* [What to do] Copy out all of the material exactly.

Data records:
= = = =
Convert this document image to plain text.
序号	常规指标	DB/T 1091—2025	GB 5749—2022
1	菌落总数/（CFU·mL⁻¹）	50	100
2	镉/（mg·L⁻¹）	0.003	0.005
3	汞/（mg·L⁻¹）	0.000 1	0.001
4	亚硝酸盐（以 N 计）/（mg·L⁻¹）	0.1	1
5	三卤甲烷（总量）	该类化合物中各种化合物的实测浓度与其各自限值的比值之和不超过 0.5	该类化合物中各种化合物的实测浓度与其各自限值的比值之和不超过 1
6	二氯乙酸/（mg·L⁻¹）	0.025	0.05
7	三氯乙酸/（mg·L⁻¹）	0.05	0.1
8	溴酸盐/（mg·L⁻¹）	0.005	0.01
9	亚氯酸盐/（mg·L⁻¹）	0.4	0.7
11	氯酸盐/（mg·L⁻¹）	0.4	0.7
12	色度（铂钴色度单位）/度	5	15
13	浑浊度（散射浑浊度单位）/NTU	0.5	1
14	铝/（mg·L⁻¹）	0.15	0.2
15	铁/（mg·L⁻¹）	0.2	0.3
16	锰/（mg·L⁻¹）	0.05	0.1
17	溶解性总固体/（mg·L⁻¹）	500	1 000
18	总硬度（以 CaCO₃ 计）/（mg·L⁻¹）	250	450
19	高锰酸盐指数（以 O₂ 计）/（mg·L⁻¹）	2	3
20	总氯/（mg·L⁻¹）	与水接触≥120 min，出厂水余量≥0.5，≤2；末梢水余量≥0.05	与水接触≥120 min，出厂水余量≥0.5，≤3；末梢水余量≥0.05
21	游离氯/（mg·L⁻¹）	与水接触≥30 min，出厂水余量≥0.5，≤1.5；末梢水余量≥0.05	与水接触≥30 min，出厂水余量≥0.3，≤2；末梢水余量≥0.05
= = = =
* [Answer to the task]
Convert this document image to plain text.
序号	常规指标	DB/T 1091—2025	GB 5749—2022
1	菌落总数/（CFU·mL⁻¹）	50	100
2	镉/（mg·L⁻¹）	0.003	0.005
3	汞/（mg·L⁻¹）	0.000 1	0.001
4	亚硝酸盐（以 N 计）/（mg·L⁻¹）	0.1	1
5	三卤甲烷（总量）	该类化合物中各种化合物的实测浓度与其各自限值的比值之和不超过 0.5	该类化合物中各种化合物的实测浓度与其各自限值的比值之和不超过 1
6	二氯乙酸/（mg·L⁻¹）	0.025	0.05
7	三氯乙酸/（mg·L⁻¹）	0.05	0.1
8	溴酸盐/（mg·L⁻¹）	0.005	0.01
9	亚氯酸盐/（mg·L⁻¹）	0.4	0.7
11	氯酸盐/（mg·L⁻¹）	0.4	0.7
12	色度（铂钴色度单位）/度	5	15
13	浑浊度（散射浑浊度单位）/NTU	0.5	1
14	铝/（mg·L⁻¹）	0.15	0.2
15	铁/（mg·L⁻¹）	0.2	0.3
16	锰/（mg·L⁻¹）	0.05	0.1
17	溶解性总固体/（mg·L⁻¹）	500	1 000
18	总硬度（以 CaCO₃ 计）/（mg·L⁻¹）	250	450
19	高锰酸盐指数（以 O₂ 计）/（mg·L⁻¹）	2	3
20	总氯/（mg·L⁻¹）	与水接触≥120 min，出厂水余量≥0.5，≤2；末梢水余量≥0.05	与水接触≥120 min，出厂水余量≥0.5，≤3；末梢水余量≥0.05
21	游离氯/（mg·L⁻¹）	与水接触≥30 min，出厂水余量≥0.5，≤1.5；末梢水余量≥0.05	与水接触≥30 min，出厂水余量≥0.3，≤2；末梢水余量≥0.05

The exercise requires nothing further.